Collected data entries:
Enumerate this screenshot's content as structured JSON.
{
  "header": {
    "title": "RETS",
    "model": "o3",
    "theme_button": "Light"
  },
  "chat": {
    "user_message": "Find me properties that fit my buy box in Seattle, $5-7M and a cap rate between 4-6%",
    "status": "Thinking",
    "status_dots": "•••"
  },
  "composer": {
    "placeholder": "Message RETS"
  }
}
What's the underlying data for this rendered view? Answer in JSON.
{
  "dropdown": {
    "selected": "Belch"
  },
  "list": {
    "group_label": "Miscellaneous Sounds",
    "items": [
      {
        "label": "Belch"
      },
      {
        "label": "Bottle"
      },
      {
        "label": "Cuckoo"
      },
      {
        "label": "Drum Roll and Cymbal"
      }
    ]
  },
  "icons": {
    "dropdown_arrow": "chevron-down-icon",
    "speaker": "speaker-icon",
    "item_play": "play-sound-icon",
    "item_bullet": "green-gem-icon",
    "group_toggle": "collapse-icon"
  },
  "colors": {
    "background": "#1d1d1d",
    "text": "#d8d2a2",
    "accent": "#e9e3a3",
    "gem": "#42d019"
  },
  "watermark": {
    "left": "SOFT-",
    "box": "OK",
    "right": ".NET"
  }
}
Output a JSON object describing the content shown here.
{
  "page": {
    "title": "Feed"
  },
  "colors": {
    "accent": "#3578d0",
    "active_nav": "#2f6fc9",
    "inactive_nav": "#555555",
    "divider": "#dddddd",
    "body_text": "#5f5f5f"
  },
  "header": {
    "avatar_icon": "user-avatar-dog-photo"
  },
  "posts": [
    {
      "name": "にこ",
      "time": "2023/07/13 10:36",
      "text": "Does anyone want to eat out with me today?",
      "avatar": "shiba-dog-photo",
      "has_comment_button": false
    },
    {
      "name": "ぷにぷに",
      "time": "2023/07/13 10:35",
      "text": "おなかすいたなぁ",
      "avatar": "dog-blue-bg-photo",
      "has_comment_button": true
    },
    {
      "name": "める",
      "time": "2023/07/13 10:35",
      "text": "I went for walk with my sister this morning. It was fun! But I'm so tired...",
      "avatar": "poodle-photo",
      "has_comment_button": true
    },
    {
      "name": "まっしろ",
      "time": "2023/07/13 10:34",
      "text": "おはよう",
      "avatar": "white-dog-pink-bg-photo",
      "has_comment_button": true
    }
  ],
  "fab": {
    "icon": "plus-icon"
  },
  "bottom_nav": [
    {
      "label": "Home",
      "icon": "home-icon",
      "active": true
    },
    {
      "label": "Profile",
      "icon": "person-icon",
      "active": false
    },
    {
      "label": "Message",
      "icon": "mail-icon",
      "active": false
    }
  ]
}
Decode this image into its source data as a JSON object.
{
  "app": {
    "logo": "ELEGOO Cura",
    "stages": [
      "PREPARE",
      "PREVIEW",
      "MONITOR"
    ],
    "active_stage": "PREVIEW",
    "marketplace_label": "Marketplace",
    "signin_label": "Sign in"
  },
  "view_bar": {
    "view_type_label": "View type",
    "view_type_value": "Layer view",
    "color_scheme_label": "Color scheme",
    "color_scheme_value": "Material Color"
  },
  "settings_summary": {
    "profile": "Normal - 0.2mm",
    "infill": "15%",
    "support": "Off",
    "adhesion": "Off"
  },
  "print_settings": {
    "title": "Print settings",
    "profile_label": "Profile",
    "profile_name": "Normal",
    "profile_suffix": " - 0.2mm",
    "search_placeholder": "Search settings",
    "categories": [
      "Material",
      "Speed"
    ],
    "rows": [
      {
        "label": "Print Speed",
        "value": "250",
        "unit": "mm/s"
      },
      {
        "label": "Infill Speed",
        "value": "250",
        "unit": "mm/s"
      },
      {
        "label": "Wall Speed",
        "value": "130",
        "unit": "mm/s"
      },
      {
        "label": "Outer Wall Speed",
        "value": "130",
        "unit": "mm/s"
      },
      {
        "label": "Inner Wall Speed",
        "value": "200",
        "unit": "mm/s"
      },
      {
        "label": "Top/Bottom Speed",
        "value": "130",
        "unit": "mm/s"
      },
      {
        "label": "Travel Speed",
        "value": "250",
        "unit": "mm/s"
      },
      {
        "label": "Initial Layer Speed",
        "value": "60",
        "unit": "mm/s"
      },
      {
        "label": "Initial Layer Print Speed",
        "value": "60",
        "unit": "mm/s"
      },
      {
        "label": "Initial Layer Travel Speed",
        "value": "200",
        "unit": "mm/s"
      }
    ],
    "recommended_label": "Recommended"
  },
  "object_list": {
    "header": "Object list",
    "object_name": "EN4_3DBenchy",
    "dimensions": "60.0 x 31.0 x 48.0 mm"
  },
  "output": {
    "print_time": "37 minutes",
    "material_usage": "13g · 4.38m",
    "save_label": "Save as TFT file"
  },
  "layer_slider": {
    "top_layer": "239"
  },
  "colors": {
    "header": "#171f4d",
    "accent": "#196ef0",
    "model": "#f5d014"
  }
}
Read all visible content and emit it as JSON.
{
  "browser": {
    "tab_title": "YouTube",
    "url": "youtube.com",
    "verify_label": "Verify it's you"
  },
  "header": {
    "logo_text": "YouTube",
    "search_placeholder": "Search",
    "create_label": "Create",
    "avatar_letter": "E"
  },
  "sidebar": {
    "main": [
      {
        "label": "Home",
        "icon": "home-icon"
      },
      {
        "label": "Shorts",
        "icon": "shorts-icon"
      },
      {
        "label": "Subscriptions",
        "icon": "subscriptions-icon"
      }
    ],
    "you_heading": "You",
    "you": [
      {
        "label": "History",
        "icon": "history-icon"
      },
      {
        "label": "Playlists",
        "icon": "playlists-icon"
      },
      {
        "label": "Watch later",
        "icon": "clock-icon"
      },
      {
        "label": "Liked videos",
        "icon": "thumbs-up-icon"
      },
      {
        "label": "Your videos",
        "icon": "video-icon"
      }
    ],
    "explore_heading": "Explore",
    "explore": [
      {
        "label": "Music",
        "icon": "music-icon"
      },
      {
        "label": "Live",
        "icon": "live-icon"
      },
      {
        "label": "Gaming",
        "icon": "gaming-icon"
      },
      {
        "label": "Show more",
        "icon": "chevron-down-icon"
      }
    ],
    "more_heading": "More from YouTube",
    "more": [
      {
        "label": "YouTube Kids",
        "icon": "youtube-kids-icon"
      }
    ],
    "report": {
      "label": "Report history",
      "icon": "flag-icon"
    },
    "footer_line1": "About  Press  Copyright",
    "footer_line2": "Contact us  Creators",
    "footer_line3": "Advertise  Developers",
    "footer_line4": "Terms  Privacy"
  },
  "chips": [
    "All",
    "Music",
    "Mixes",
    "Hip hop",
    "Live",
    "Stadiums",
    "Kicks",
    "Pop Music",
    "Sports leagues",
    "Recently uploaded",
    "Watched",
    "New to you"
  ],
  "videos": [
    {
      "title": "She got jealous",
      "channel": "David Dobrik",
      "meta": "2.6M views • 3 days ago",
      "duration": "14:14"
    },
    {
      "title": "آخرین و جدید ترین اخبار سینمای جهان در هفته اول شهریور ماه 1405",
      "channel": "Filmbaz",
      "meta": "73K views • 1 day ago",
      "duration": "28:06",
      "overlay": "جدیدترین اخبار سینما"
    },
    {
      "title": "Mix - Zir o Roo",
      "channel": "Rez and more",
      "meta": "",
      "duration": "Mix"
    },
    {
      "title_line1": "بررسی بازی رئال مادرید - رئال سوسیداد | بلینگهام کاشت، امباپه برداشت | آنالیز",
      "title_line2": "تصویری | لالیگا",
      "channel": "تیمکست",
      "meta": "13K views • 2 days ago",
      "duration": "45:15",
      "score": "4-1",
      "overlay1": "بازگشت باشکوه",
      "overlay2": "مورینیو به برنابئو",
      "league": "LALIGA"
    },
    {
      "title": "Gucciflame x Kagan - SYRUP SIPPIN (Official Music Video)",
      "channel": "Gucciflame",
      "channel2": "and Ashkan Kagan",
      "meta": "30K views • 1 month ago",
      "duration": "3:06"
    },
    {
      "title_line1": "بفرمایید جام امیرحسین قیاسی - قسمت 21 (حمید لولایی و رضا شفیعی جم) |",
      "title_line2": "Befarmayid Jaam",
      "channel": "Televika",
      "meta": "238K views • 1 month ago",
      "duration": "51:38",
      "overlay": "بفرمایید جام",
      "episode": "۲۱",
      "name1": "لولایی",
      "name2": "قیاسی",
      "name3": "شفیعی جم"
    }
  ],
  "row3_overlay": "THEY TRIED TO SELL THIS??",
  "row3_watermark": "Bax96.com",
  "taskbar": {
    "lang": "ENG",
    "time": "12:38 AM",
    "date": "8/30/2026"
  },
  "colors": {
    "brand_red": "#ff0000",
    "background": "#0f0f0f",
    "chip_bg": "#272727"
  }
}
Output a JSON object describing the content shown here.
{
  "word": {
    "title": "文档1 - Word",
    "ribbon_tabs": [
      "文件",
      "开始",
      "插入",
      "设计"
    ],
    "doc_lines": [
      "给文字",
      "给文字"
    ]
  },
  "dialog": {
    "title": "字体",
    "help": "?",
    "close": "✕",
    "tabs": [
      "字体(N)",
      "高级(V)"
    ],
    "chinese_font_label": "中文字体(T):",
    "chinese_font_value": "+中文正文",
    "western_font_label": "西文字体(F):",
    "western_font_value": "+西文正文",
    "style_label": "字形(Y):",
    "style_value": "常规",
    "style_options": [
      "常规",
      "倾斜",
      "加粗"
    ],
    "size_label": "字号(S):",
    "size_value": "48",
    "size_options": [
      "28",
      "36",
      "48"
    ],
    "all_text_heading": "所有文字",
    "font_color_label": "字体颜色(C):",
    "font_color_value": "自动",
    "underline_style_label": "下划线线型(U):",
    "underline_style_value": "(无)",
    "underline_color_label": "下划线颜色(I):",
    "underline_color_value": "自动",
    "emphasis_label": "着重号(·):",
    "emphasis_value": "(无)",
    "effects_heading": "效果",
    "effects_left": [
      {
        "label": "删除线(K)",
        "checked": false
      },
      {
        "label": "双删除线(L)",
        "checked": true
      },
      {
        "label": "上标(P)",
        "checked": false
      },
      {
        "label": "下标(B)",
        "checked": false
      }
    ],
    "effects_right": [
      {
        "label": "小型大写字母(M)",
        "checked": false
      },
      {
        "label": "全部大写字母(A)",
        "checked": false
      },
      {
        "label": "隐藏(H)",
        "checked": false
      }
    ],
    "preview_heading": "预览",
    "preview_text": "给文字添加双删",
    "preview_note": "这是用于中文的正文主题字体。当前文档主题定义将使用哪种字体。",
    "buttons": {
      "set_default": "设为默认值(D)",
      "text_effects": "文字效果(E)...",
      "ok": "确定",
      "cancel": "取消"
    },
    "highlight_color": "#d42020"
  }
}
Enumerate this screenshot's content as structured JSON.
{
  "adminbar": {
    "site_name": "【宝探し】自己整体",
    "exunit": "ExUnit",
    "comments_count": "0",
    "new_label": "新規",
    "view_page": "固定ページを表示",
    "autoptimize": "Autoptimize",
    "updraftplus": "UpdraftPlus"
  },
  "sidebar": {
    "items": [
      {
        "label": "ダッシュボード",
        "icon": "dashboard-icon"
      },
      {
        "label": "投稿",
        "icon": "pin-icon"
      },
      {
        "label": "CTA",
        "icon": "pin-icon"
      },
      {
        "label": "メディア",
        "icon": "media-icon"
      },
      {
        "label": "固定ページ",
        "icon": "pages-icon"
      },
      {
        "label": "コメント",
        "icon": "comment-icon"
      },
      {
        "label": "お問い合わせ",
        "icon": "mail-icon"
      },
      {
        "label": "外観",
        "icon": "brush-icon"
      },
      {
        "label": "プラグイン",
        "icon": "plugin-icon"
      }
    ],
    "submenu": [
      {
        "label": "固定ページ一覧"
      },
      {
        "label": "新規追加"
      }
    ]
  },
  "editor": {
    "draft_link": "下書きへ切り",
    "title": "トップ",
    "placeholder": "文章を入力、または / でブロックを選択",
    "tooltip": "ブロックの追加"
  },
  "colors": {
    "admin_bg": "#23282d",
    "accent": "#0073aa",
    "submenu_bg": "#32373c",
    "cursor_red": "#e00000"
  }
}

- GOAL -
Give the count of lines in the data shown above that contain "days", and nothing else.

- EXPECTED ANSWER -
2